>> BEGIN DATA SHOWN

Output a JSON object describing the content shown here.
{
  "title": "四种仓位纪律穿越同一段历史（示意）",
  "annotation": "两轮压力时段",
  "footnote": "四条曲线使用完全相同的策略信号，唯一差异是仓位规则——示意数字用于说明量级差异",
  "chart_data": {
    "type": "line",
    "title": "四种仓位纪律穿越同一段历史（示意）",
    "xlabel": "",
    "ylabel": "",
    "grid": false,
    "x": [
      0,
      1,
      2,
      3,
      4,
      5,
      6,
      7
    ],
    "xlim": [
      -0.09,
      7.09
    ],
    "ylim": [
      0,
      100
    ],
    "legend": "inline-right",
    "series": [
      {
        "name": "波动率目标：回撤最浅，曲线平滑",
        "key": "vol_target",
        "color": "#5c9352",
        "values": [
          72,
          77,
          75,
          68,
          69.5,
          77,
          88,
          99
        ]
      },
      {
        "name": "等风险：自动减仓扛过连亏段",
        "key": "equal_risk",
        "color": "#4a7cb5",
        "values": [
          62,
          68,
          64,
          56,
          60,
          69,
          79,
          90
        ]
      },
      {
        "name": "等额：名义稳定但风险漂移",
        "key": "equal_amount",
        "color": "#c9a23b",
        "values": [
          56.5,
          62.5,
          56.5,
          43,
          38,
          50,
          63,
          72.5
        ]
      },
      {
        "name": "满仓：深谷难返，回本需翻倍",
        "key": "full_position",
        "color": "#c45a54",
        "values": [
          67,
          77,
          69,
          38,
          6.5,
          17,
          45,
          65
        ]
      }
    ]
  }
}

>> END DATA SHOWN
>> BEGIN DATA SHOWN

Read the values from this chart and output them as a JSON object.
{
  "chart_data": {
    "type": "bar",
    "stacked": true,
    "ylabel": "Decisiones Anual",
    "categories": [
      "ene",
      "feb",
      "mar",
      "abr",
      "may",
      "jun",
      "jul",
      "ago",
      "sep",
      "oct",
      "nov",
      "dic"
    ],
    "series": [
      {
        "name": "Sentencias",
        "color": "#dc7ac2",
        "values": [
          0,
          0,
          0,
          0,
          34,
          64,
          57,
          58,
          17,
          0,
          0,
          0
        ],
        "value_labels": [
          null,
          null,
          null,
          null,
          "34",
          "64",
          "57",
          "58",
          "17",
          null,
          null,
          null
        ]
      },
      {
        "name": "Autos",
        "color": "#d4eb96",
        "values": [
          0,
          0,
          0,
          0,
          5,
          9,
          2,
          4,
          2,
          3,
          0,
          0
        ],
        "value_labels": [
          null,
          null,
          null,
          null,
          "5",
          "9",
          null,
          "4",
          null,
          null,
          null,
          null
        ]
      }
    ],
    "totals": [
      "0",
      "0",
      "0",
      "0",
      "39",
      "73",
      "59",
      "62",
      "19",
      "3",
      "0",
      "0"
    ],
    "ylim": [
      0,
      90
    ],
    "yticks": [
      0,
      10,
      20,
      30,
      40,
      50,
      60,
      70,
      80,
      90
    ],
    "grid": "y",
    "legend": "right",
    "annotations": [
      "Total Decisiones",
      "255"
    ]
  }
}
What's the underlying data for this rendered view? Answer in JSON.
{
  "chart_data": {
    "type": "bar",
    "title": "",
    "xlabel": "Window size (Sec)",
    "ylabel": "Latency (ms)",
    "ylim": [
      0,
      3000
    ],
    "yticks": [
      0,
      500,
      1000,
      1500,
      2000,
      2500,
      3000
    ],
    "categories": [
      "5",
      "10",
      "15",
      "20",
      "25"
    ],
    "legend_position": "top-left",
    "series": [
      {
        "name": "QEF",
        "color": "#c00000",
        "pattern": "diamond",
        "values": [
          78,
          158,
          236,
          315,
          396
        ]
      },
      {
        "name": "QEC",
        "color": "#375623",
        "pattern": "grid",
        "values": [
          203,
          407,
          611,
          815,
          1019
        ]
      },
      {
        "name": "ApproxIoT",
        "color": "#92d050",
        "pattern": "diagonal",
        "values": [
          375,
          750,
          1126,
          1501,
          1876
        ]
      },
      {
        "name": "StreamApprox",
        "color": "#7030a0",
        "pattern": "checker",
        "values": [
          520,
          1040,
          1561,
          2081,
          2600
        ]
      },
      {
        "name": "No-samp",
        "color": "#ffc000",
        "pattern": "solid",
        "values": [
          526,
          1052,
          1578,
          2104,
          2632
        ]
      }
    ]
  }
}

>> END DATA SHOWN

*WHAT YOU HAVE TO DO*:
Look for the word "四种仓位纪律穿越同一段历史" and return every line where it occurs.

*RESULT OF THE EXERCISE*:
  "title": "四种仓位纪律穿越同一段历史（示意）",
    "title": "四种仓位纪律穿越同一段历史（示意）",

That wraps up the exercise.